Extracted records
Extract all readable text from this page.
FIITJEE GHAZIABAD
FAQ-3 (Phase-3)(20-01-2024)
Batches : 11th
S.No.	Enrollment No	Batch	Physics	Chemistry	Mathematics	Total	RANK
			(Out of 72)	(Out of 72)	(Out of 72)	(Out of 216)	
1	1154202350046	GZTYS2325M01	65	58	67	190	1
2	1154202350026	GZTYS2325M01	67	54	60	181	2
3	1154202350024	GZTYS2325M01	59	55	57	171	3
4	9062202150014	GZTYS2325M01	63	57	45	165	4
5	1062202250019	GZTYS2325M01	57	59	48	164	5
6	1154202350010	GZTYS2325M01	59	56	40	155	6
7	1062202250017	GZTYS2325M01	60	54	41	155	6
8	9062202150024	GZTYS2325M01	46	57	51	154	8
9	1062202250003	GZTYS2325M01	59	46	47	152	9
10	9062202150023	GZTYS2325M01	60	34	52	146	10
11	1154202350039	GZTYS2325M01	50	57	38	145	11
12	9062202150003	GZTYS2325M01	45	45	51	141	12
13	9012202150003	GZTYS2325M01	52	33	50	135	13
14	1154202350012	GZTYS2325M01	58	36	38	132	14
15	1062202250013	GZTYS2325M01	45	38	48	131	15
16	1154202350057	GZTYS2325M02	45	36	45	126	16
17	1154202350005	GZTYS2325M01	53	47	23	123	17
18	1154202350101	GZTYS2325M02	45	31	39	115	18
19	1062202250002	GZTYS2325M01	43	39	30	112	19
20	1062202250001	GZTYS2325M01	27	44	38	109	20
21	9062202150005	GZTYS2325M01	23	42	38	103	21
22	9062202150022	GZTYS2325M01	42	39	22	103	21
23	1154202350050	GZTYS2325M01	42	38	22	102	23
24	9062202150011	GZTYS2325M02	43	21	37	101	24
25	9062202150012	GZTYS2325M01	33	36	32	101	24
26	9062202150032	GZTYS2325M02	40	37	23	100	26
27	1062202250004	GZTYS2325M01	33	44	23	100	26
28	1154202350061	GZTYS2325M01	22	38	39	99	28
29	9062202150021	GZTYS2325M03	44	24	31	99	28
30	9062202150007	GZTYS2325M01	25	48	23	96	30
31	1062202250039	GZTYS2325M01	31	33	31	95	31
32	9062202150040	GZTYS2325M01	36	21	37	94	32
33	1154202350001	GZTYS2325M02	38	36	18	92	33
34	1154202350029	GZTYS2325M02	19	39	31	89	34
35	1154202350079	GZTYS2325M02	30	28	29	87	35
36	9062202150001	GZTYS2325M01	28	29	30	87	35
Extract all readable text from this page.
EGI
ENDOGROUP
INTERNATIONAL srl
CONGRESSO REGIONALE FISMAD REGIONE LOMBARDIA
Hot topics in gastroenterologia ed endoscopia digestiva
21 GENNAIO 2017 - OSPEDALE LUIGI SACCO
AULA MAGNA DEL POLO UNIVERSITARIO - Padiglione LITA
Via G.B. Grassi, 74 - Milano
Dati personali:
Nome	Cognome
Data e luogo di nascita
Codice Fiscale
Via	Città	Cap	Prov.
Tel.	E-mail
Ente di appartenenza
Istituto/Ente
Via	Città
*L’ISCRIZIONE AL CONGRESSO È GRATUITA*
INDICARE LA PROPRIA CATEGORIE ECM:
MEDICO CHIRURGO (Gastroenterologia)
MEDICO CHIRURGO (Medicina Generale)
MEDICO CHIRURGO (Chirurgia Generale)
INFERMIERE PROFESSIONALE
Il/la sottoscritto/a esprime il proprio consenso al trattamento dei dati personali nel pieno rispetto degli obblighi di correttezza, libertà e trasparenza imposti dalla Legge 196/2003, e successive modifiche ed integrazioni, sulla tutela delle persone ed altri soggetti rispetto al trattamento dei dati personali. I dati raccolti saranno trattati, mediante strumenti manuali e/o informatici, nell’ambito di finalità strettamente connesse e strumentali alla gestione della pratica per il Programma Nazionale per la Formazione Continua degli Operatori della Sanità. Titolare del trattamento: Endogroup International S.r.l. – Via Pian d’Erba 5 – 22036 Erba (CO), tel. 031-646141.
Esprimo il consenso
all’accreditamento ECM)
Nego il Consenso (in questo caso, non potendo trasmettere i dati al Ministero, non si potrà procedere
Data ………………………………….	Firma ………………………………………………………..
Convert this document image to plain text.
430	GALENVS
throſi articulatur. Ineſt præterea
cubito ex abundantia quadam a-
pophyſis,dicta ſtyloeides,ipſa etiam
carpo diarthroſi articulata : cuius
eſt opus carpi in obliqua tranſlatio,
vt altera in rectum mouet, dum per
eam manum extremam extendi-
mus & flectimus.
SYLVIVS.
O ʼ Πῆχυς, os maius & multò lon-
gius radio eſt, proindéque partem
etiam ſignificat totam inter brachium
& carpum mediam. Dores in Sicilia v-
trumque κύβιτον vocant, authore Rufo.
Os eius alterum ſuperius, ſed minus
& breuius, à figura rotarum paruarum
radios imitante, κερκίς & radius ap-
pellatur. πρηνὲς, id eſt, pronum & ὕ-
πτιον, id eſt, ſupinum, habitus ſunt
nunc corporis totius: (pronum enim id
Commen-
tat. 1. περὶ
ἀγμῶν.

- What to produce: Copy each line of the data exactly, leaving nothing out.

- In response:
Extract all readable text from this page.
FIITJEE GHAZIABAD
FAQ-3 (Phase-3)(20-01-2024)
Batches : 11th
S.No.	Enrollment No	Batch	Physics	Chemistry	Mathematics	Total	RANK
			(Out of 72)	(Out of 72)	(Out of 72)	(Out of 216)	
1	1154202350046	GZTYS2325M01	65	58	67	190	1
2	1154202350026	GZTYS2325M01	67	54	60	181	2
3	1154202350024	GZTYS2325M01	59	55	57	171	3
4	9062202150014	GZTYS2325M01	63	57	45	165	4
5	1062202250019	GZTYS2325M01	57	59	48	164	5
6	1154202350010	GZTYS2325M01	59	56	40	155	6
7	1062202250017	GZTYS2325M01	60	54	41	155	6
8	9062202150024	GZTYS2325M01	46	57	51	154	8
9	1062202250003	GZTYS2325M01	59	46	47	152	9
10	9062202150023	GZTYS2325M01	60	34	52	146	10
11	1154202350039	GZTYS2325M01	50	57	38	145	11
12	9062202150003	GZTYS2325M01	45	45	51	141	12
13	9012202150003	GZTYS2325M01	52	33	50	135	13
14	1154202350012	GZTYS2325M01	58	36	38	132	14
15	1062202250013	GZTYS2325M01	45	38	48	131	15
16	1154202350057	GZTYS2325M02	45	36	45	126	16
17	1154202350005	GZTYS2325M01	53	47	23	123	17
18	1154202350101	GZTYS2325M02	45	31	39	115	18
19	1062202250002	GZTYS2325M01	43	39	30	112	19
20	1062202250001	GZTYS2325M01	27	44	38	109	20
21	9062202150005	GZTYS2325M01	23	42	38	103	21
22	9062202150022	GZTYS2325M01	42	39	22	103	21
23	1154202350050	GZTYS2325M01	42	38	22	102	23
24	9062202150011	GZTYS2325M02	43	21	37	101	24
25	9062202150012	GZTYS2325M01	33	36	32	101	24
26	9062202150032	GZTYS2325M02	40	37	23	100	26
27	1062202250004	GZTYS2325M01	33	44	23	100	26
28	1154202350061	GZTYS2325M01	22	38	39	99	28
29	9062202150021	GZTYS2325M03	44	24	31	99	28
30	9062202150007	GZTYS2325M01	25	48	23	96	30
31	1062202250039	GZTYS2325M01	31	33	31	95	31
32	9062202150040	GZTYS2325M01	36	21	37	94	32
33	1154202350001	GZTYS2325M02	38	36	18	92	33
34	1154202350029	GZTYS2325M02	19	39	31	89	34
35	1154202350079	GZTYS2325M02	30	28	29	87	35
36	9062202150001	GZTYS2325M01	28	29	30	87	35
Extract all readable text from this page.
EGI
ENDOGROUP
INTERNATIONAL srl
CONGRESSO REGIONALE FISMAD REGIONE LOMBARDIA
Hot topics in gastroenterologia ed endoscopia digestiva
21 GENNAIO 2017 - OSPEDALE LUIGI SACCO
AULA MAGNA DEL POLO UNIVERSITARIO - Padiglione LITA
Via G.B. Grassi, 74 - Milano
Dati personali:
Nome	Cognome
Data e luogo di nascita
Codice Fiscale
Via	Città	Cap	Prov.
Tel.	E-mail
Ente di appartenenza
Istituto/Ente
Via	Città
*L’ISCRIZIONE AL CONGRESSO È GRATUITA*
INDICARE LA PROPRIA CATEGORIE ECM:
MEDICO CHIRURGO (Gastroenterologia)
MEDICO CHIRURGO (Medicina Generale)
MEDICO CHIRURGO (Chirurgia Generale)
INFERMIERE PROFESSIONALE
Il/la sottoscritto/a esprime il proprio consenso al trattamento dei dati personali nel pieno rispetto degli obblighi di correttezza, libertà e trasparenza imposti dalla Legge 196/2003, e successive modifiche ed integrazioni, sulla tutela delle persone ed altri soggetti rispetto al trattamento dei dati personali. I dati raccolti saranno trattati, mediante strumenti manuali e/o informatici, nell’ambito di finalità strettamente connesse e strumentali alla gestione della pratica per il Programma Nazionale per la Formazione Continua degli Operatori della Sanità. Titolare del trattamento: Endogroup International S.r.l. – Via Pian d’Erba 5 – 22036 Erba (CO), tel. 031-646141.
Esprimo il consenso
all’accreditamento ECM)
Nego il Consenso (in questo caso, non potendo trasmettere i dati al Ministero, non si potrà procedere
Data ………………………………….	Firma ………………………………………………………..
Convert this document image to plain text.
430	GALENVS
throſi articulatur. Ineſt præterea
cubito ex abundantia quadam a-
pophyſis,dicta ſtyloeides,ipſa etiam
carpo diarthroſi articulata : cuius
eſt opus carpi in obliqua tranſlatio,
vt altera in rectum mouet, dum per
eam manum extremam extendi-
mus & flectimus.
SYLVIVS.
O ʼ Πῆχυς, os maius & multò lon-
gius radio eſt, proindéque partem
etiam ſignificat totam inter brachium
& carpum mediam. Dores in Sicilia v-
trumque κύβιτον vocant, authore Rufo.
Os eius alterum ſuperius, ſed minus
& breuius, à figura rotarum paruarum
radios imitante, κερκίς & radius ap-
pellatur. πρηνὲς, id eſt, pronum & ὕ-
πτιον, id eſt, ſupinum, habitus ſunt
nunc corporis totius: (pronum enim id
Commen-
tat. 1. περὶ
ἀγμῶν.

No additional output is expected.